:: Instruction ::
Pick out all lines of the entries that include the word "JSON" and copy them.

-- START OF Data lines --

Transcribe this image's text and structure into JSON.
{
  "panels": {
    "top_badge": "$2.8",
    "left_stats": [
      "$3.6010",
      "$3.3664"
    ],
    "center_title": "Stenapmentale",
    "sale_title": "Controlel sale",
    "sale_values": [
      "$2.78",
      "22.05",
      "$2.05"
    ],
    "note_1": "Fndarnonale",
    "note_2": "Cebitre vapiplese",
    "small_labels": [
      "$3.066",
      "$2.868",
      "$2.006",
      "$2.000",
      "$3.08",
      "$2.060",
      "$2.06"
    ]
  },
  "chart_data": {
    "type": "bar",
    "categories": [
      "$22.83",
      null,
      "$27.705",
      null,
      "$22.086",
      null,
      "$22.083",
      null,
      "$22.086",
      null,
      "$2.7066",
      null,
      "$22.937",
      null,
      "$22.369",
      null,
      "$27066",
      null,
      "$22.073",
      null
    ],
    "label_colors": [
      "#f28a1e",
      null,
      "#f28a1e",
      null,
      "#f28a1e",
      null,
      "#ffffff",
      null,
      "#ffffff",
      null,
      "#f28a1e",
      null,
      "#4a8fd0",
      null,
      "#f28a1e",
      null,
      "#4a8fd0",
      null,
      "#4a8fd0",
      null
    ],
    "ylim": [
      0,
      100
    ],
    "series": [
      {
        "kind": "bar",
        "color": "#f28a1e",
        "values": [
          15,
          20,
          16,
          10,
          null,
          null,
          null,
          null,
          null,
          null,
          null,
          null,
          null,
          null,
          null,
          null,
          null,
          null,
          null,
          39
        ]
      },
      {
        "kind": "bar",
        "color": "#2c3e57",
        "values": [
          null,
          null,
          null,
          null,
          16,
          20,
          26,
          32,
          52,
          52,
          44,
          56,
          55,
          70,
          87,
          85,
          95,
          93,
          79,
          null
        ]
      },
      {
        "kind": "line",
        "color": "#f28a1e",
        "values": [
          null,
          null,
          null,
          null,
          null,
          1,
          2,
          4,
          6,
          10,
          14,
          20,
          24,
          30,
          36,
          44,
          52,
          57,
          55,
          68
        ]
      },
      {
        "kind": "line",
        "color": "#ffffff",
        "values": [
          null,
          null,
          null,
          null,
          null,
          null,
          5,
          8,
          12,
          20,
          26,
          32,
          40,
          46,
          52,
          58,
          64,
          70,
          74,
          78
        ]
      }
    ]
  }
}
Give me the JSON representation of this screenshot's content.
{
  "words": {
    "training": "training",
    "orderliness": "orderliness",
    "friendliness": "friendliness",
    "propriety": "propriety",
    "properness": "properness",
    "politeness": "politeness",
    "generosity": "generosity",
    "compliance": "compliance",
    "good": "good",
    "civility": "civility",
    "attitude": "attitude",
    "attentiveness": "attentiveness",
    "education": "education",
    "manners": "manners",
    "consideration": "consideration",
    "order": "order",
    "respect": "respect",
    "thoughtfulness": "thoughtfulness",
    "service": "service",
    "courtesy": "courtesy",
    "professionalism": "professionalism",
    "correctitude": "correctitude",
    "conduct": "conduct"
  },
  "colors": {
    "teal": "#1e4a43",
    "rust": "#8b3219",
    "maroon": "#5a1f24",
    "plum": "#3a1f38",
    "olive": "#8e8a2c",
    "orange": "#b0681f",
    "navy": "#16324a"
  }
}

-- END OF Data lines --

:: Finished task ::
Transcribe this image's text and structure into JSON.
Give me the JSON representation of this screenshot's content.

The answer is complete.